■ What is being asked: Write out each line that follows exactly as it stands, without the pictures.

■ Records provided:
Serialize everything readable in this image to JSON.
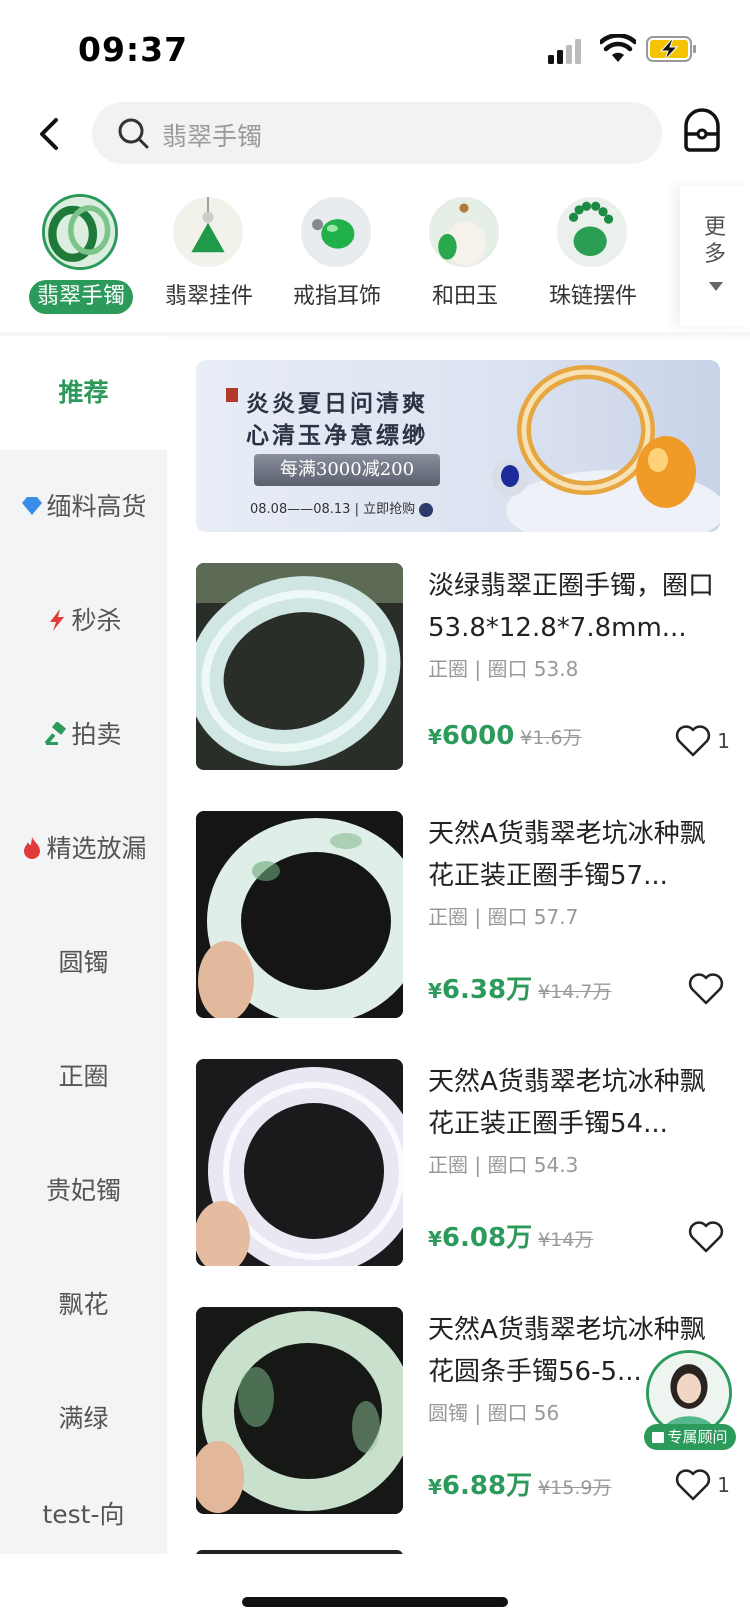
{
  "status": {
    "time": "09:37"
  },
  "search": {
    "placeholder": "翡翠手镯"
  },
  "categories": [
    {
      "label": "翡翠手镯",
      "active": true
    },
    {
      "label": "翡翠挂件",
      "active": false
    },
    {
      "label": "戒指耳饰",
      "active": false
    },
    {
      "label": "和田玉",
      "active": false
    },
    {
      "label": "珠链摆件",
      "active": false
    }
  ],
  "more_label": "更多",
  "sidebar": [
    {
      "label": "推荐",
      "icon": ""
    },
    {
      "label": "缅料高货",
      "icon": "diamond-icon"
    },
    {
      "label": "秒杀",
      "icon": "lightning-icon"
    },
    {
      "label": "拍卖",
      "icon": "gavel-icon"
    },
    {
      "label": "精选放漏",
      "icon": "flame-icon"
    },
    {
      "label": "圆镯",
      "icon": ""
    },
    {
      "label": "正圈",
      "icon": ""
    },
    {
      "label": "贵妃镯",
      "icon": ""
    },
    {
      "label": "飘花",
      "icon": ""
    },
    {
      "label": "满绿",
      "icon": ""
    },
    {
      "label": "test-向",
      "icon": ""
    }
  ],
  "banner": {
    "line1": "炎炎夏日问清爽",
    "line2": "心清玉净意缥缈",
    "promo": "每满3000减200",
    "date": "08.08——08.13 | 立即抢购"
  },
  "products": [
    {
      "title": "淡绿翡翠正圈手镯，圈口53.8*12.8*7.8mm...",
      "spec": "正圈 | 圈口 53.8",
      "price": "6000",
      "orig": "¥1.6万",
      "likes": "1"
    },
    {
      "title": "天然A货翡翠老坑冰种飘花正装正圈手镯57...",
      "spec": "正圈 | 圈口 57.7",
      "price": "6.38万",
      "orig": "¥14.7万",
      "likes": ""
    },
    {
      "title": "天然A货翡翠老坑冰种飘花正装正圈手镯54...",
      "spec": "正圈 | 圈口 54.3",
      "price": "6.08万",
      "orig": "¥14万",
      "likes": ""
    },
    {
      "title": "天然A货翡翠老坑冰种飘花圆条手镯56-5...",
      "spec": "圆镯 | 圈口 56",
      "price": "6.88万",
      "orig": "¥15.9万",
      "likes": "1"
    }
  ],
  "currency": "¥",
  "advisor": {
    "label": "专属顾问"
  },
  "colors": {
    "accent": "#2c9a5a",
    "sidebar_bg": "#f3f4f6"
  }
}
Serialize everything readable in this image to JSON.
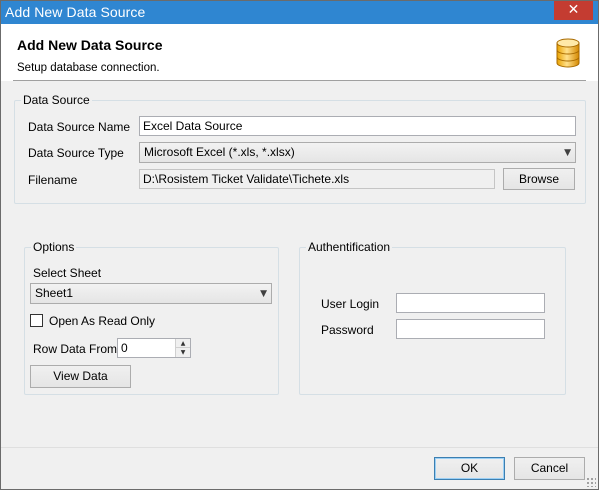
{
  "window": {
    "title": "Add New Data Source",
    "close_glyph": "✕",
    "accent_color": "#2f86d1",
    "close_color": "#c43c31"
  },
  "header": {
    "title": "Add New Data Source",
    "subtitle": "Setup database connection.",
    "icon": "database-icon"
  },
  "data_source": {
    "legend": "Data Source",
    "name_label": "Data Source Name",
    "name_value": "Excel Data Source",
    "type_label": "Data Source Type",
    "type_value": "Microsoft Excel (*.xls, *.xlsx)",
    "filename_label": "Filename",
    "filename_value": "D:\\Rosistem Ticket Validate\\Tichete.xls",
    "browse_label": "Browse"
  },
  "options": {
    "legend": "Options",
    "select_sheet_label": "Select Sheet",
    "sheet_value": "Sheet1",
    "read_only_label": "Open As Read Only",
    "read_only_checked": false,
    "row_from_label": "Row Data From",
    "row_from_value": "0",
    "view_data_label": "View Data"
  },
  "auth": {
    "legend": "Authentification",
    "login_label": "User Login",
    "login_value": "",
    "password_label": "Password",
    "password_value": ""
  },
  "footer": {
    "ok_label": "OK",
    "cancel_label": "Cancel"
  }
}
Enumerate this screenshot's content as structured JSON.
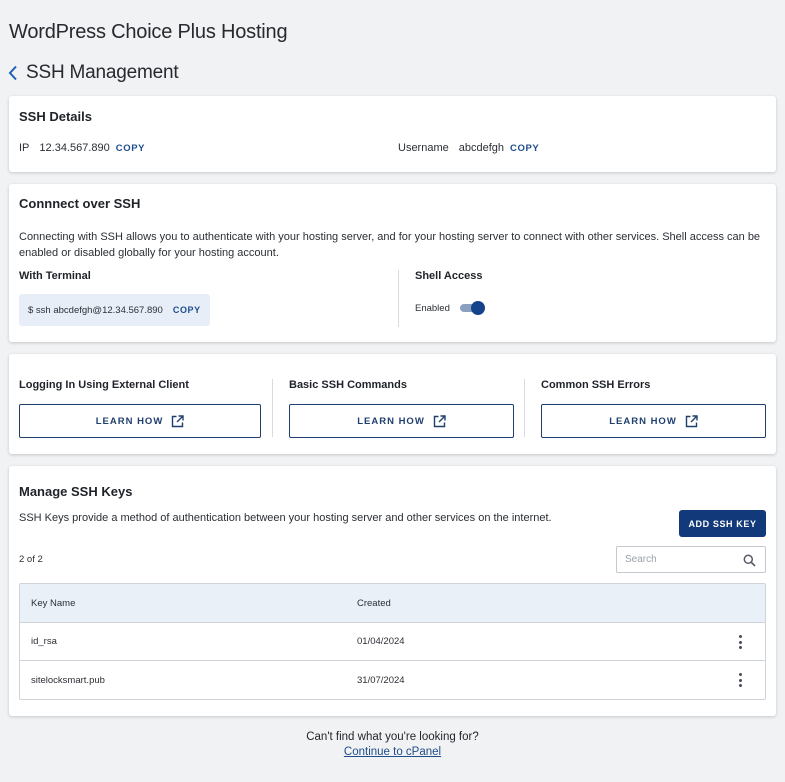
{
  "header": {
    "title": "WordPress Choice Plus Hosting",
    "back_icon": "chevron-left-icon",
    "subtitle": "SSH Management"
  },
  "ssh_details": {
    "title": "SSH Details",
    "ip_label": "IP",
    "ip_value": "12.34.567.890",
    "ip_copy": "COPY",
    "username_label": "Username",
    "username_value": "abcdefgh",
    "username_copy": "COPY"
  },
  "connect": {
    "title": "Connnect over SSH",
    "description": "Connecting with SSH allows you to authenticate with your hosting server, and for your hosting server to connect with other services. Shell access can be enabled or disabled globally for your hosting account.",
    "terminal_label": "With Terminal",
    "command": "$ ssh abcdefgh@12.34.567.890",
    "command_copy": "COPY",
    "shell_label": "Shell Access",
    "shell_status": "Enabled",
    "shell_enabled": true
  },
  "help": {
    "items": [
      {
        "title": "Logging In Using External Client",
        "button": "LEARN HOW",
        "icon": "external-link-icon"
      },
      {
        "title": "Basic SSH Commands",
        "button": "LEARN HOW",
        "icon": "external-link-icon"
      },
      {
        "title": "Common SSH Errors",
        "button": "LEARN HOW",
        "icon": "external-link-icon"
      }
    ]
  },
  "keys": {
    "title": "Manage SSH Keys",
    "description": "SSH Keys provide a method of authentication between your hosting server and other services on the internet.",
    "add_button": "ADD SSH KEY",
    "count": "2 of 2",
    "search_placeholder": "Search",
    "search_icon": "search-icon",
    "columns": [
      "Key Name",
      "Created"
    ],
    "rows": [
      {
        "name": "id_rsa",
        "created": "01/04/2024"
      },
      {
        "name": "sitelocksmart.pub",
        "created": "31/07/2024"
      }
    ],
    "row_menu_icon": "kebab-menu-icon"
  },
  "footer": {
    "question": "Can't find what you're looking for?",
    "link": "Continue to cPanel"
  },
  "colors": {
    "accent": "#123a7a",
    "link": "#1f4d8c",
    "background": "#f1f2f4",
    "command_bg": "#e7eef8",
    "table_header_bg": "#eaf0f8"
  }
}
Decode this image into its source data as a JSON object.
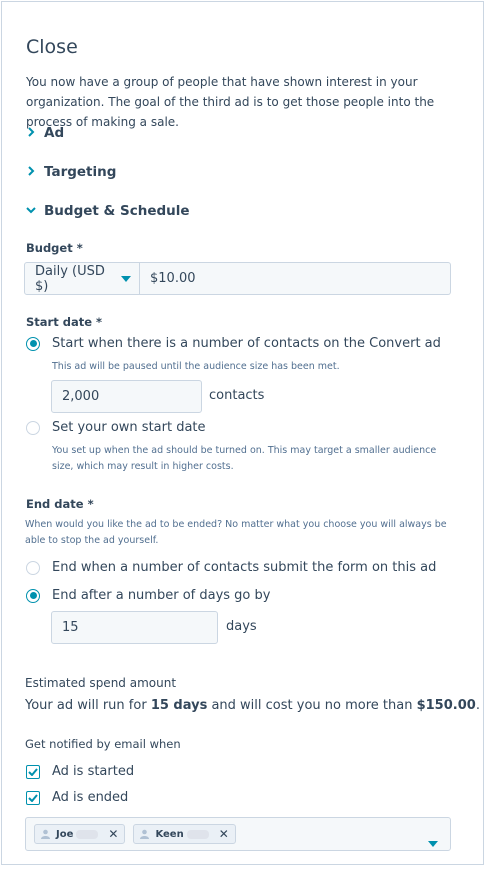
{
  "title": "Close",
  "intro": "You now have a group of people that have shown interest in your organization. The goal of the third ad is to get those people into the process of making a sale.",
  "sections": {
    "ad": "Ad",
    "targeting": "Targeting",
    "budget_schedule": "Budget & Schedule"
  },
  "budget": {
    "label": "Budget *",
    "type_select": "Daily (USD $)",
    "amount": "$10.00"
  },
  "start_date": {
    "label": "Start date *",
    "option1": "Start when there is a number of contacts on the Convert ad",
    "option1_help": "This ad will be paused until the audience size has been met.",
    "contacts_value": "2,000",
    "contacts_unit": "contacts",
    "option2": "Set your own start date",
    "option2_help": "You set up when the ad should be turned on. This may target a smaller audience size, which may result in higher costs.",
    "selected": "option1"
  },
  "end_date": {
    "label": "End date *",
    "help": "When would you like the ad to be ended? No matter what you choose you will always be able to stop the ad yourself.",
    "option1": "End when a number of contacts submit the form on this ad",
    "option2": "End after a number of days go by",
    "days_value": "15",
    "days_unit": "days",
    "selected": "option2"
  },
  "estimate": {
    "label": "Estimated spend amount",
    "prefix": "Your ad will run for ",
    "days": "15 days",
    "middle": " and will cost you no more than ",
    "amount": "$150.00",
    "suffix": "."
  },
  "notify": {
    "label": "Get notified by email when",
    "started": "Ad is started",
    "ended": "Ad is ended",
    "started_checked": true,
    "ended_checked": true,
    "recipients": [
      "Joe",
      "Keen"
    ]
  },
  "colors": {
    "accent": "#0091ae",
    "text": "#33475b",
    "border": "#cbd6e2",
    "field_bg": "#f5f8fa"
  }
}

■ Finished task:
Serialize everything readable in this image to JSON.
{
  "status": {
    "time": "09:37"
  },
  "search": {
    "placeholder": "翡翠手镯"
  },
  "categories": [
    {
      "label": "翡翠手镯",
      "active": true
    },
    {
      "label": "翡翠挂件",
      "active": false
    },
    {
      "label": "戒指耳饰",
      "active": false
    },
    {
      "label": "和田玉",
      "active": false
    },
    {
      "label": "珠链摆件",
      "active": false
    }
  ],
  "more_label": "更多",
  "sidebar": [
    {
      "label": "推荐",
      "icon": ""
    },
    {
      "label": "缅料高货",
      "icon": "diamond-icon"
    },
    {
      "label": "秒杀",
      "icon": "lightning-icon"
    },
    {
      "label": "拍卖",
      "icon": "gavel-icon"
    },
    {
      "label": "精选放漏",
      "icon": "flame-icon"
    },
    {
      "label": "圆镯",
      "icon": ""
    },
    {
      "label": "正圈",
      "icon": ""
    },
    {
      "label": "贵妃镯",
      "icon": ""
    },
    {
      "label": "飘花",
      "icon": ""
    },
    {
      "label": "满绿",
      "icon": ""
    },
    {
      "label": "test-向",
      "icon": ""
    }
  ],
  "banner": {
    "line1": "炎炎夏日问清爽",
    "line2": "心清玉净意缥缈",
    "promo": "每满3000减200",
    "date": "08.08——08.13 | 立即抢购"
  },
  "products": [
    {
      "title": "淡绿翡翠正圈手镯，圈口53.8*12.8*7.8mm...",
      "spec": "正圈 | 圈口 53.8",
      "price": "6000",
      "orig": "¥1.6万",
      "likes": "1"
    },
    {
      "title": "天然A货翡翠老坑冰种飘花正装正圈手镯57...",
      "spec": "正圈 | 圈口 57.7",
      "price": "6.38万",
      "orig": "¥14.7万",
      "likes": ""
    },
    {
      "title": "天然A货翡翠老坑冰种飘花正装正圈手镯54...",
      "spec": "正圈 | 圈口 54.3",
      "price": "6.08万",
      "orig": "¥14万",
      "likes": ""
    },
    {
      "title": "天然A货翡翠老坑冰种飘花圆条手镯56-5...",
      "spec": "圆镯 | 圈口 56",
      "price": "6.88万",
      "orig": "¥15.9万",
      "likes": "1"
    }
  ],
  "currency": "¥",
  "advisor": {
    "label": "专属顾问"
  },
  "colors": {
    "accent": "#2c9a5a",
    "sidebar_bg": "#f3f4f6"
  }
}
Serialize everything readable in this image to JSON.
{
  "window": {
    "title": "Add New Data Source",
    "close_glyph": "✕",
    "accent_color": "#2f86d1",
    "close_color": "#c43c31"
  },
  "header": {
    "title": "Add New Data Source",
    "subtitle": "Setup database connection.",
    "icon": "database-icon"
  },
  "data_source": {
    "legend": "Data Source",
    "name_label": "Data Source Name",
    "name_value": "Excel Data Source",
    "type_label": "Data Source Type",
    "type_value": "Microsoft Excel (*.xls, *.xlsx)",
    "filename_label": "Filename",
    "filename_value": "D:\\Rosistem Ticket Validate\\Tichete.xls",
    "browse_label": "Browse"
  },
  "options": {
    "legend": "Options",
    "select_sheet_label": "Select Sheet",
    "sheet_value": "Sheet1",
    "read_only_label": "Open As Read Only",
    "read_only_checked": false,
    "row_from_label": "Row Data From",
    "row_from_value": "0",
    "view_data_label": "View Data"
  },
  "auth": {
    "legend": "Authentification",
    "login_label": "User Login",
    "login_value": "",
    "password_label": "Password",
    "password_value": ""
  },
  "footer": {
    "ok_label": "OK",
    "cancel_label": "Cancel"
  }
}
Enumerate this screenshot's content as structured JSON.
{
  "header": {
    "title": "WordPress Choice Plus Hosting",
    "back_icon": "chevron-left-icon",
    "subtitle": "SSH Management"
  },
  "ssh_details": {
    "title": "SSH Details",
    "ip_label": "IP",
    "ip_value": "12.34.567.890",
    "ip_copy": "COPY",
    "username_label": "Username",
    "username_value": "abcdefgh",
    "username_copy": "COPY"
  },
  "connect": {
    "title": "Connnect over SSH",
    "description": "Connecting with SSH allows you to authenticate with your hosting server, and for your hosting server to connect with other services. Shell access can be enabled or disabled globally for your hosting account.",
    "terminal_label": "With Terminal",
    "command": "$ ssh abcdefgh@12.34.567.890",
    "command_copy": "COPY",
    "shell_label": "Shell Access",
    "shell_status": "Enabled",
    "shell_enabled": true
  },
  "help": {
    "items": [
      {
        "title": "Logging In Using External Client",
        "button": "LEARN HOW",
        "icon": "external-link-icon"
      },
      {
        "title": "Basic SSH Commands",
        "button": "LEARN HOW",
        "icon": "external-link-icon"
      },
      {
        "title": "Common SSH Errors",
        "button": "LEARN HOW",
        "icon": "external-link-icon"
      }
    ]
  },
  "keys": {
    "title": "Manage SSH Keys",
    "description": "SSH Keys provide a method of authentication between your hosting server and other services on the internet.",
    "add_button": "ADD SSH KEY",
    "count": "2 of 2",
    "search_placeholder": "Search",
    "search_icon": "search-icon",
    "columns": [
      "Key Name",
      "Created"
    ],
    "rows": [
      {
        "name": "id_rsa",
        "created": "01/04/2024"
      },
      {
        "name": "sitelocksmart.pub",
        "created": "31/07/2024"
      }
    ],
    "row_menu_icon": "kebab-menu-icon"
  },
  "footer": {
    "question": "Can't find what you're looking for?",
    "link": "Continue to cPanel"
  },
  "colors": {
    "accent": "#123a7a",
    "link": "#1f4d8c",
    "background": "#f1f2f4",
    "command_bg": "#e7eef8",
    "table_header_bg": "#eaf0f8"
  }
}
Decode this image into its source data as a JSON object.
{
  "title": "Close",
  "intro": "You now have a group of people that have shown interest in your organization. The goal of the third ad is to get those people into the process of making a sale.",
  "sections": {
    "ad": "Ad",
    "targeting": "Targeting",
    "budget_schedule": "Budget & Schedule"
  },
  "budget": {
    "label": "Budget *",
    "type_select": "Daily (USD $)",
    "amount": "$10.00"
  },
  "start_date": {
    "label": "Start date *",
    "option1": "Start when there is a number of contacts on the Convert ad",
    "option1_help": "This ad will be paused until the audience size has been met.",
    "contacts_value": "2,000",
    "contacts_unit": "contacts",
    "option2": "Set your own start date",
    "option2_help": "You set up when the ad should be turned on. This may target a smaller audience size, which may result in higher costs.",
    "selected": "option1"
  },
  "end_date": {
    "label": "End date *",
    "help": "When would you like the ad to be ended? No matter what you choose you will always be able to stop the ad yourself.",
    "option1": "End when a number of contacts submit the form on this ad",
    "option2": "End after a number of days go by",
    "days_value": "15",
    "days_unit": "days",
    "selected": "option2"
  },
  "estimate": {
    "label": "Estimated spend amount",
    "prefix": "Your ad will run for ",
    "days": "15 days",
    "middle": " and will cost you no more than ",
    "amount": "$150.00",
    "suffix": "."
  },
  "notify": {
    "label": "Get notified by email when",
    "started": "Ad is started",
    "ended": "Ad is ended",
    "started_checked": true,
    "ended_checked": true,
    "recipients": [
      "Joe",
      "Keen"
    ]
  },
  "colors": {
    "accent": "#0091ae",
    "text": "#33475b",
    "border": "#cbd6e2",
    "field_bg": "#f5f8fa"
  }
}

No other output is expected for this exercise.